*SET TASK*
Pull each line holding the word "rear" from the data.

(Extracted data entries)
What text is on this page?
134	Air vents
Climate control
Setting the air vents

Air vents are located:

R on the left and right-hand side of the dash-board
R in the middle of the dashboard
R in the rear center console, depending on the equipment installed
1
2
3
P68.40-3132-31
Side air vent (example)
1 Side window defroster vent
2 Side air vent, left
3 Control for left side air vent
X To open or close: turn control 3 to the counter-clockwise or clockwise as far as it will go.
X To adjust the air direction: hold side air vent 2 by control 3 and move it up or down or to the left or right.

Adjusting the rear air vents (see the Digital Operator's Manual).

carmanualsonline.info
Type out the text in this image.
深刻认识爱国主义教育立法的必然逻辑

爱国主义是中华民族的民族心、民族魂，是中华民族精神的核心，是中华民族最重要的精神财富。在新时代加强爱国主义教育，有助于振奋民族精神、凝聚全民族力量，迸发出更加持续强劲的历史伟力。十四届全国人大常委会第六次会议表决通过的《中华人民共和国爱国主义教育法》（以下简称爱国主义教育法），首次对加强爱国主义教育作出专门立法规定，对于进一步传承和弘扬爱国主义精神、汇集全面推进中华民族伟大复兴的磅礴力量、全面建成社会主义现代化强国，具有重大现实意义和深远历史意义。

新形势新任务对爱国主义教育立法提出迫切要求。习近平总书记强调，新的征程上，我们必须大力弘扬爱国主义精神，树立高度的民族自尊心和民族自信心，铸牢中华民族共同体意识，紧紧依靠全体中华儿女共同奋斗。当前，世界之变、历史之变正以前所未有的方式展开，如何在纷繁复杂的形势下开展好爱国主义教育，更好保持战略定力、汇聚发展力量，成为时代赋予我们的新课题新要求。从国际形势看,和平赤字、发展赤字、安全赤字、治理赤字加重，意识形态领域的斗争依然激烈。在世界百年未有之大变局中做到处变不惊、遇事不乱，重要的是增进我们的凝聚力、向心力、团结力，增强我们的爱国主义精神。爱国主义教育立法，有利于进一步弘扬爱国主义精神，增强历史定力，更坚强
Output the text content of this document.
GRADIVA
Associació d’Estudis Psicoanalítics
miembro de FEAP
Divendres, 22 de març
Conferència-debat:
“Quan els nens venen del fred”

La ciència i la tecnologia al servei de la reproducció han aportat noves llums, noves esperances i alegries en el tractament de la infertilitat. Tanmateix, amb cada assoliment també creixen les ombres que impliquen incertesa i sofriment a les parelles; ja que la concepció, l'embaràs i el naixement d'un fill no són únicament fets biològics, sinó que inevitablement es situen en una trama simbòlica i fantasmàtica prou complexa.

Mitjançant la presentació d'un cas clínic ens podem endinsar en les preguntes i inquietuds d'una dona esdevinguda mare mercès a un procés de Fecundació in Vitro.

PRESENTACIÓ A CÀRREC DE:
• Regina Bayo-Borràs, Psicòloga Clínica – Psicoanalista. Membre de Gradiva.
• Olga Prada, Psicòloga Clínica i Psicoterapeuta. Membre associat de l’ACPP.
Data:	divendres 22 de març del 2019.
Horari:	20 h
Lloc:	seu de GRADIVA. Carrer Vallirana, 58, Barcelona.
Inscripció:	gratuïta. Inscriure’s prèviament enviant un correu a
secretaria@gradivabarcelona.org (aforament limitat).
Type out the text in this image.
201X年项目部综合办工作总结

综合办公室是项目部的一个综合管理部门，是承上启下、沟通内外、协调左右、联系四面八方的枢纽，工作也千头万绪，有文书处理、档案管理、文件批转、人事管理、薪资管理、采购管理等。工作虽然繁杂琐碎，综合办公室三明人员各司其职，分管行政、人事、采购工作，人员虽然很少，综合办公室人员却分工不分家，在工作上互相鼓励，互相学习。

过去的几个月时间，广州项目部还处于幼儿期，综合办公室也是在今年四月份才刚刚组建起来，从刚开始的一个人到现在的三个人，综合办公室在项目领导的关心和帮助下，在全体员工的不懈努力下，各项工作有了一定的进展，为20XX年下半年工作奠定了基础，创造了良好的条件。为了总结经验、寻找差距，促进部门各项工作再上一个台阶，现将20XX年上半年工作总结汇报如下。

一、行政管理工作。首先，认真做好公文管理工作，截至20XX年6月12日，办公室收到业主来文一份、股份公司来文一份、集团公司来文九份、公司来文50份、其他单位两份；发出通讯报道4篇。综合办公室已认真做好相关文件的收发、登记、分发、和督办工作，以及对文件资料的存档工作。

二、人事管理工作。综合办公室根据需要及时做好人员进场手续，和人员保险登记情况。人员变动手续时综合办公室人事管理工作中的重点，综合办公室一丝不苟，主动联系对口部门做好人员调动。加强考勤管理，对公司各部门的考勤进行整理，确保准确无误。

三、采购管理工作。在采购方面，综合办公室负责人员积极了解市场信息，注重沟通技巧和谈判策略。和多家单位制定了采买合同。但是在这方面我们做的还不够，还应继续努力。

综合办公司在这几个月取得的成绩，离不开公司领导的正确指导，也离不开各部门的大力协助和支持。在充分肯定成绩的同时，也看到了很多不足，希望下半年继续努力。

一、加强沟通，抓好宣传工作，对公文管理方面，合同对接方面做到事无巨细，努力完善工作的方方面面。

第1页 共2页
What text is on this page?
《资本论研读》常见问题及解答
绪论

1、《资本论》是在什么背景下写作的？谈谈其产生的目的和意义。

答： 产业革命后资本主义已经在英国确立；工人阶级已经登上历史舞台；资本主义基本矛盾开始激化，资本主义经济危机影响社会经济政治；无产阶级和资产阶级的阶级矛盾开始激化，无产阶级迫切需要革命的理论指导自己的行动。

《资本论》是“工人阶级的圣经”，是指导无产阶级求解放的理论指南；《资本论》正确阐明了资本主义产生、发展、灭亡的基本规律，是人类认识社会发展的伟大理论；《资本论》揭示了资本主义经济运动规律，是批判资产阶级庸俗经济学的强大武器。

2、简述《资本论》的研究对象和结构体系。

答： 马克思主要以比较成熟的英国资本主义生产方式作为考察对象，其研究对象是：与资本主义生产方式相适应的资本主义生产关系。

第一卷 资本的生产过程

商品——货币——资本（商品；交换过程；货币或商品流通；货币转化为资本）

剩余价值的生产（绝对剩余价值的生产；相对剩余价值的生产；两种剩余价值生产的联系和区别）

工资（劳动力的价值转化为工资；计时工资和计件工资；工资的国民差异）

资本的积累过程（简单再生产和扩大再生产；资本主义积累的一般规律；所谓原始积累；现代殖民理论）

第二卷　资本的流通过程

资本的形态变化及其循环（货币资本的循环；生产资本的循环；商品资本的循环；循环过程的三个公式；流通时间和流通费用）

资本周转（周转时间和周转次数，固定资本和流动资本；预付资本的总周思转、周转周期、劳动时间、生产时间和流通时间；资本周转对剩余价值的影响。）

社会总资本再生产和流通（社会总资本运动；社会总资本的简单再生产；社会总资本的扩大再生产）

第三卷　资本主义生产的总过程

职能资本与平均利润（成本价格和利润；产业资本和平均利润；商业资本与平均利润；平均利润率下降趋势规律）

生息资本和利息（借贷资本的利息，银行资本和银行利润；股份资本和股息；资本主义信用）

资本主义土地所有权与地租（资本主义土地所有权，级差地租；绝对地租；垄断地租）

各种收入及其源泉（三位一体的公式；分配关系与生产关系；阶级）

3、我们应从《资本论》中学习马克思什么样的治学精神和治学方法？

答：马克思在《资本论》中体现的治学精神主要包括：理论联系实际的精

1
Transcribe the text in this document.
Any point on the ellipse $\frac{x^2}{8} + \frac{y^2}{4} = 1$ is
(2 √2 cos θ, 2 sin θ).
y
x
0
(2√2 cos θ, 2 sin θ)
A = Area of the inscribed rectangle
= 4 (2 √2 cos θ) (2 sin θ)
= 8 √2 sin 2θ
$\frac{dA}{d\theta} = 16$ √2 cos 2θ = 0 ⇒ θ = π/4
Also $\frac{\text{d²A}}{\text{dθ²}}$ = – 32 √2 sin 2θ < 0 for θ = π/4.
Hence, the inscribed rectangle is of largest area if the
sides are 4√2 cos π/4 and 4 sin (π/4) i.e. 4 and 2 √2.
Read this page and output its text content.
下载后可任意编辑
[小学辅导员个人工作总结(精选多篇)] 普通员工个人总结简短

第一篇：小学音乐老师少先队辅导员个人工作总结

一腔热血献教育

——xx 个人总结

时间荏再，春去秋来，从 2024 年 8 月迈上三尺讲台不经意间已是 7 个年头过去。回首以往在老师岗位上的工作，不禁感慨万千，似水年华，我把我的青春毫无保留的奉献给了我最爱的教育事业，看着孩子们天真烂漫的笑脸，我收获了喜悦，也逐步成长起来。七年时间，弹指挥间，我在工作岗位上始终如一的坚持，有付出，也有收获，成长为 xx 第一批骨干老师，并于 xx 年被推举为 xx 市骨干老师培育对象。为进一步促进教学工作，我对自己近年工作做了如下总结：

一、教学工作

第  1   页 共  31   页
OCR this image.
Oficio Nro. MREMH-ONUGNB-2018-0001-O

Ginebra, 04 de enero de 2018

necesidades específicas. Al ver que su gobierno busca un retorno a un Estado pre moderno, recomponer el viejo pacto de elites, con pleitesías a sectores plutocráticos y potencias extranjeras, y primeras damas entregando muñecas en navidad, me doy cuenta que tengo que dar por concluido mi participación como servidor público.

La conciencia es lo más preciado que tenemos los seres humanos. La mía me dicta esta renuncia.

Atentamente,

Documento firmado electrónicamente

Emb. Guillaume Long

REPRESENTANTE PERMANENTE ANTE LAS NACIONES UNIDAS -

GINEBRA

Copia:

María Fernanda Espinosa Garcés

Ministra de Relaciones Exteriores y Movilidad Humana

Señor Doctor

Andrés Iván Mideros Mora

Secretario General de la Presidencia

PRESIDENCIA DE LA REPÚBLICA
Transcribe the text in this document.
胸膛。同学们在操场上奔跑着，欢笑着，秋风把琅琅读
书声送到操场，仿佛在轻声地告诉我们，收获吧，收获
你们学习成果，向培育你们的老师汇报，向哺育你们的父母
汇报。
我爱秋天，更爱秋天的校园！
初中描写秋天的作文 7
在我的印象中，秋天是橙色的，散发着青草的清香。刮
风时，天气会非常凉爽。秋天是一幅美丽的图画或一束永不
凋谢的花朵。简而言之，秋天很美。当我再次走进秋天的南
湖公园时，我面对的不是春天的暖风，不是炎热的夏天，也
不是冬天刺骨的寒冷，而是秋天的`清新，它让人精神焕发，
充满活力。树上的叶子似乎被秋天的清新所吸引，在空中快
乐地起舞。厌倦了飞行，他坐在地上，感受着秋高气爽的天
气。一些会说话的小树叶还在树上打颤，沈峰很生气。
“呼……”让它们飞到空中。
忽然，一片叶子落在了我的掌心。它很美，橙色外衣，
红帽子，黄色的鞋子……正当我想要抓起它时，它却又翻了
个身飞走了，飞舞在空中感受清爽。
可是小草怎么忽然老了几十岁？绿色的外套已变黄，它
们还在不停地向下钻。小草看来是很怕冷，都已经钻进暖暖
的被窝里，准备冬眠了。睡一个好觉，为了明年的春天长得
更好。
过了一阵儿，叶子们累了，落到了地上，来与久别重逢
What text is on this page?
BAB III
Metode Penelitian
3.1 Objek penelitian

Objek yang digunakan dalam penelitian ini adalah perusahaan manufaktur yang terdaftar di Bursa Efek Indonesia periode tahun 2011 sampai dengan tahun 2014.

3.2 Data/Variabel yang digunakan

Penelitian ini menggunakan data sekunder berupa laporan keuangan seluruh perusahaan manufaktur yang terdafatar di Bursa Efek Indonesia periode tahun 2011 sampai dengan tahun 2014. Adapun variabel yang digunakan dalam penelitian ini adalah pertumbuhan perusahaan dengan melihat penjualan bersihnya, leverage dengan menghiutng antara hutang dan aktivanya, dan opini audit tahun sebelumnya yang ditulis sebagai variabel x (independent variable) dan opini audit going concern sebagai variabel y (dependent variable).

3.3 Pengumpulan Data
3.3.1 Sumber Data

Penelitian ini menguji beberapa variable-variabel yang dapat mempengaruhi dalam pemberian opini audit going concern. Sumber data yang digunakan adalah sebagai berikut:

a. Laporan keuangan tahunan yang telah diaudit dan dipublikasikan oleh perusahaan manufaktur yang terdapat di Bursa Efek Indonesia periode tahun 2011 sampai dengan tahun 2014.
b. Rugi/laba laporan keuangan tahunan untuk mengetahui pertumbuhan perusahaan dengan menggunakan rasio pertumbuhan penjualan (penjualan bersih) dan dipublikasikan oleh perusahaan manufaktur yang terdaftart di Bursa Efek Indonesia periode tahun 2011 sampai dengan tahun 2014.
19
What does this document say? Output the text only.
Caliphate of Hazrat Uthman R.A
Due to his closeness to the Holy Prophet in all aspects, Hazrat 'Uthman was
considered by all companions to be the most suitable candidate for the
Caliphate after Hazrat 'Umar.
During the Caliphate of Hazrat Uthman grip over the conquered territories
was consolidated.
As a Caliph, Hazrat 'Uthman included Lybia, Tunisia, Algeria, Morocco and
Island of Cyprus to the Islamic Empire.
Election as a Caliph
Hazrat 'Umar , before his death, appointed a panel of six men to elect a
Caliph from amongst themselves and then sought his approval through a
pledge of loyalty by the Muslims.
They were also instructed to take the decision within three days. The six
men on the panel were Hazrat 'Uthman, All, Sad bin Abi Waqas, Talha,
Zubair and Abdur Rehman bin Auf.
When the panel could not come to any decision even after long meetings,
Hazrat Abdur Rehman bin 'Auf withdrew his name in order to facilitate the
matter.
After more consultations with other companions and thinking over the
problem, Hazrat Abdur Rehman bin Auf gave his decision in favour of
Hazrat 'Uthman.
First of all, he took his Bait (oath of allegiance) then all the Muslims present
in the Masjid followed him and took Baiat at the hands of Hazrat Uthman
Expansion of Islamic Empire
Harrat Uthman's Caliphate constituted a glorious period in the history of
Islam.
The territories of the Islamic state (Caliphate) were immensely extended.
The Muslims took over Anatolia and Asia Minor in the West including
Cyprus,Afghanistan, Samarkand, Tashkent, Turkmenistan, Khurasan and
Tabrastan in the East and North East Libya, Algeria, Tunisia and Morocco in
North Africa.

*FINAL RESULT*
R in the rear center console, depending on the equipment installed
Adjusting the rear air vents (see the Digital Operator's Manual).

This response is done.